DIRECTIONS ▸ Reproduce each line of the listing exactly.

RECORD EXTRACTS ▸
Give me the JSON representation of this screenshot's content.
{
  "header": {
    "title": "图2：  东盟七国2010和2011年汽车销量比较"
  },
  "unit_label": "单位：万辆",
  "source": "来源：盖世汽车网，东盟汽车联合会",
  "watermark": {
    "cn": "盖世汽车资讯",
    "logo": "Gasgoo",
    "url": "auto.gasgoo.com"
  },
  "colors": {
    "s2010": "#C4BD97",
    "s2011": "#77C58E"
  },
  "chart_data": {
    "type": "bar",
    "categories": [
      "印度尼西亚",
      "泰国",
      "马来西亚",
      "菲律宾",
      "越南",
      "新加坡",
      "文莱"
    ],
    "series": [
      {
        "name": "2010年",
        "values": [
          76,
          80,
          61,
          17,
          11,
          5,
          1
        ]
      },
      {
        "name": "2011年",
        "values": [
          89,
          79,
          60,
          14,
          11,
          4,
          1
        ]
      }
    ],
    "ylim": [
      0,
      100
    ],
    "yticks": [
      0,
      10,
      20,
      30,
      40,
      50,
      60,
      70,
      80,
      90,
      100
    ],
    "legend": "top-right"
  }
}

RESULT FOR THIS EXERCISE ▸
Give me the JSON representation of this screenshot's content.
{
  "header": {
    "title": "图2：  东盟七国2010和2011年汽车销量比较"
  },
  "unit_label": "单位：万辆",
  "source": "来源：盖世汽车网，东盟汽车联合会",
  "watermark": {
    "cn": "盖世汽车资讯",
    "logo": "Gasgoo",
    "url": "auto.gasgoo.com"
  },
  "colors": {
    "s2010": "#C4BD97",
    "s2011": "#77C58E"
  },
  "chart_data": {
    "type": "bar",
    "categories": [
      "印度尼西亚",
      "泰国",
      "马来西亚",
      "菲律宾",
      "越南",
      "新加坡",
      "文莱"
    ],
    "series": [
      {
        "name": "2010年",
        "values": [
          76,
          80,
          61,
          17,
          11,
          5,
          1
        ]
      },
      {
        "name": "2011年",
        "values": [
          89,
          79,
          60,
          14,
          11,
          4,
          1
        ]
      }
    ],
    "ylim": [
      0,
      100
    ],
    "yticks": [
      0,
      10,
      20,
      30,
      40,
      50,
      60,
      70,
      80,
      90,
      100
    ],
    "legend": "top-right"
  }
}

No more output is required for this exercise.